5.29.2. OpenStack Neutron L3 HA Test Plan¶
- status
ready
- version
1.0
- Abstract
We are able to spawn many L3 agents, however each L3 agent is a SPOF. If an L3 agent fails, all virtual routers scheduled to this agent will be lost, and consequently all VMs connected to these virtual routers will be isolated from external networks and possibly from other tenant networks.
The main purpose of L3 HA is to address this issue by adding a new type of router (HA router), which will be spawned twice on two different agents. One agent will be in charge of the master version of this router, and another l3 agent will be in charge of the slave router.
L3 HA functionality in Neutron was implemented in Juno, however detailed testing on scale for it was not performed. The purpose of this document is to describe the scenarios for its testing.
- Conventions
VRRP - Virtual Router Redundancy Protocol
Keepalived - Routing software based on VRRP protocol
Rally - Benchmarking tool for OpenStack
Shaker - Data plane performance testing tool
iperf - Commonly-used network testing tool
5.29.2.1. Test Plan¶
The purpose of this section is to describe scenarios for testing L3 HA. The most important aspect is the number of packets that will be lost during restart of the L3 agent or controller as a whole. The second aspect is the number of routers that can move from one agent to another without it falling into unmanaged state.
5.29.2.1.1. Test Environment¶
5.29.2.1.1.1. Preparation¶
This test plan is performed against existing OpenStack cloud.
5.29.2.1.1.2. Environment description¶
The environment description includes hardware specification of servers, network parameters, operation system and OpenStack deployment characteristics.
5.29.2.1.1.2.1. Hardware¶
This section contains list of all types of hardware nodes.
Parameter |
Value |
Comments |
model |
e.g. Supermicro X9SRD-F |
|
CPU |
e.g. 6 x Intel(R) Xeon(R) CPU E5-2620 v2 @ 2.10GHz |
|
role |
e.g. compute or network |
5.29.2.1.1.2.2. Network¶
This section contains list of interfaces and network parameters. For complicated cases this section may include topology diagram and switch parameters.
Parameter |
Value |
Comments |
network role |
e.g. provider or public |
|
card model |
e.g. Intel |
|
driver |
e.g. ixgbe |
|
speed |
e.g. 10G or 1G |
|
MTU |
e.g. 9000 |
|
offloading modes |
e.g. default |
5.29.2.1.1.2.3. Software¶
This section describes installed software.

Your tasks ->
- A) Turn the L3 HA test plan's paragraph beginning "We are able to spawn many L3 agents" into a short bulleted list that keeps its main facts.
- B) Using the L3 HA test plan, answer these:
(i) What version number does the plan list?
(ii) In which release was L3 HA functionality implemented in Neutron?
(iii) Which tool is described as a data plane performance testing tool?

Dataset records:
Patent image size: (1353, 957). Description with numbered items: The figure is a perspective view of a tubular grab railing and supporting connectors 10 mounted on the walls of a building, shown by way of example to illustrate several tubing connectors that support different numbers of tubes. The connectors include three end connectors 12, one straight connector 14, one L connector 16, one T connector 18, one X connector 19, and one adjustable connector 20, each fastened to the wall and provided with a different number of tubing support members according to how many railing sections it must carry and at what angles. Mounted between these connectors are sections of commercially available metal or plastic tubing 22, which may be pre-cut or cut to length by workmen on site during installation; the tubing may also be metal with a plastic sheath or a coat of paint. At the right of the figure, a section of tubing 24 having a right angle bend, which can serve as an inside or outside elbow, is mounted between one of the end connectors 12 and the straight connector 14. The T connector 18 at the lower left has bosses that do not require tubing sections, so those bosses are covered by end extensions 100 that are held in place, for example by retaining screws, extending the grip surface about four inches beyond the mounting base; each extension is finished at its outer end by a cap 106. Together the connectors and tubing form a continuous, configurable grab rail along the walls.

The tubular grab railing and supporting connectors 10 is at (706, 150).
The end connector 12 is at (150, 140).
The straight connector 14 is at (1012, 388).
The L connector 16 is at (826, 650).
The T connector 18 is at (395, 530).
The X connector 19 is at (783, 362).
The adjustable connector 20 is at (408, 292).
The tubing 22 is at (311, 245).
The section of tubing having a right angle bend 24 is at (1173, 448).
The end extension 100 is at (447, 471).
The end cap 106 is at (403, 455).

Expected results ->
- A)
- Many L3 agents can be spawned, but each one is a SPOF.
- If an L3 agent fails, every virtual router scheduled to it is lost.
- All VMs connected to those routers are then cut off from external networks, and possibly from other tenant networks.

- B)
(i) 1.0
(ii) Juno
(iii) Shaker